**Data extract**
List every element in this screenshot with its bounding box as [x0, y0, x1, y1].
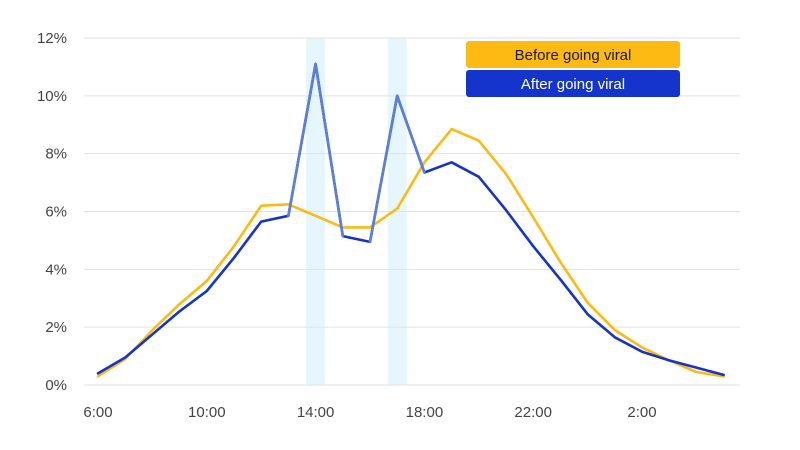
y-tick-label-4: 8%	[45, 146, 67, 163]
x-tick-label-3: 18:00	[406, 404, 444, 421]
x-tick-label-4: 22:00	[514, 404, 552, 421]
legend: Before going viral After going viral	[466, 41, 680, 97]
x-tick-label-5: 2:00	[627, 404, 656, 421]
gridlines	[84, 37, 740, 386]
y-tick-label-1: 2%	[45, 319, 67, 336]
x-tick-label-2: 14:00	[297, 404, 335, 421]
y-tick-label-0: 0%	[45, 377, 67, 394]
series-lines	[96, 62, 725, 378]
y-tick-label-3: 6%	[45, 204, 67, 221]
y-tick-label-6: 12%	[37, 30, 67, 47]
legend-label-before: Before going viral	[515, 47, 632, 64]
spike-overlay-2	[368, 94, 399, 244]
y-tick-label-5: 10%	[37, 88, 67, 105]
spike-overlay-3	[395, 94, 426, 174]
spike-overlay-0	[287, 62, 317, 218]
x-tick-label-1: 10:00	[188, 404, 226, 421]
x-axis-ticks: 6:00 10:00 14:00 18:00 22:00 2:00	[83, 404, 656, 421]
y-axis-ticks: 0% 2% 4% 6% 8% 10% 12%	[37, 30, 67, 394]
x-tick-label-0: 6:00	[83, 404, 112, 421]
legend-swatch-before	[466, 41, 680, 68]
spike-overlay-1	[314, 62, 345, 238]
legend-label-after: After going viral	[521, 76, 625, 93]
series-line-1	[96, 62, 725, 377]
legend-swatch-after	[466, 70, 680, 97]
y-tick-label-2: 4%	[45, 261, 67, 278]
series-line-0	[96, 127, 725, 378]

**Assignment**
Go through the material and copy each line in which the word "legend" occurs.

**Answer to the problem**
legend: Before going viral After going viral	[466, 41, 680, 97]
legend-label-before: Before going viral	[515, 47, 632, 64]
legend-swatch-before	[466, 41, 680, 68]
legend-label-after: After going viral	[521, 76, 625, 93]
legend-swatch-after	[466, 70, 680, 97]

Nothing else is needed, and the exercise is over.